Return all lines where the word "this" can be found.
┌─ DATA ROWS
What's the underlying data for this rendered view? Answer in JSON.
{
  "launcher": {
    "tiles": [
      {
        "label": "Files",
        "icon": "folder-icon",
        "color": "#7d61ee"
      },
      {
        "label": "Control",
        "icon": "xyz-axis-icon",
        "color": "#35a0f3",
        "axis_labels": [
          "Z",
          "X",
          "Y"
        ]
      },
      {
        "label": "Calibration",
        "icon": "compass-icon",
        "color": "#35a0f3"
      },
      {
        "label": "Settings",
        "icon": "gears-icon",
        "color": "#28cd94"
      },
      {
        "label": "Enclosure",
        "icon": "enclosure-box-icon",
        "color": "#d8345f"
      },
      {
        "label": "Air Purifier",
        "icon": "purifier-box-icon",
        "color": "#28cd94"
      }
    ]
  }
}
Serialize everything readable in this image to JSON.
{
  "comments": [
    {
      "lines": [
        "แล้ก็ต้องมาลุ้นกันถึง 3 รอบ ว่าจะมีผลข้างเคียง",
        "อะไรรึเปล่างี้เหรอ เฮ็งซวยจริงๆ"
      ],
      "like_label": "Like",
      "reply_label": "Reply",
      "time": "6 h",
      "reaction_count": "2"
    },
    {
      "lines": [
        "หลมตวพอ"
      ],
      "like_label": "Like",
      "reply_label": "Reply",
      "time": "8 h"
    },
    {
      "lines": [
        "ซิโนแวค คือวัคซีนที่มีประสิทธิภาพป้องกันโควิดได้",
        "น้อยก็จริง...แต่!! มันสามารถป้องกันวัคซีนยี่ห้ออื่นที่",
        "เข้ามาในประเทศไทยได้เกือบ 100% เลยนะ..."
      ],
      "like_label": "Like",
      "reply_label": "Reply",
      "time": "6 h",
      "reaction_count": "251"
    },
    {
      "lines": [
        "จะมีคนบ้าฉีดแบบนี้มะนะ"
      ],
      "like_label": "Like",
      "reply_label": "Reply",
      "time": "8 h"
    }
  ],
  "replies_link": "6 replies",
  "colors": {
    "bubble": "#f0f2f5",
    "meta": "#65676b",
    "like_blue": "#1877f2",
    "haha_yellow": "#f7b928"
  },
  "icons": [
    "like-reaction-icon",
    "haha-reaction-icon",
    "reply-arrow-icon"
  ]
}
└─
[THE COMPLETED TASK]
What's the underlying data for this rendered view? Answer in JSON.
Serialize everything readable in this image to JSON.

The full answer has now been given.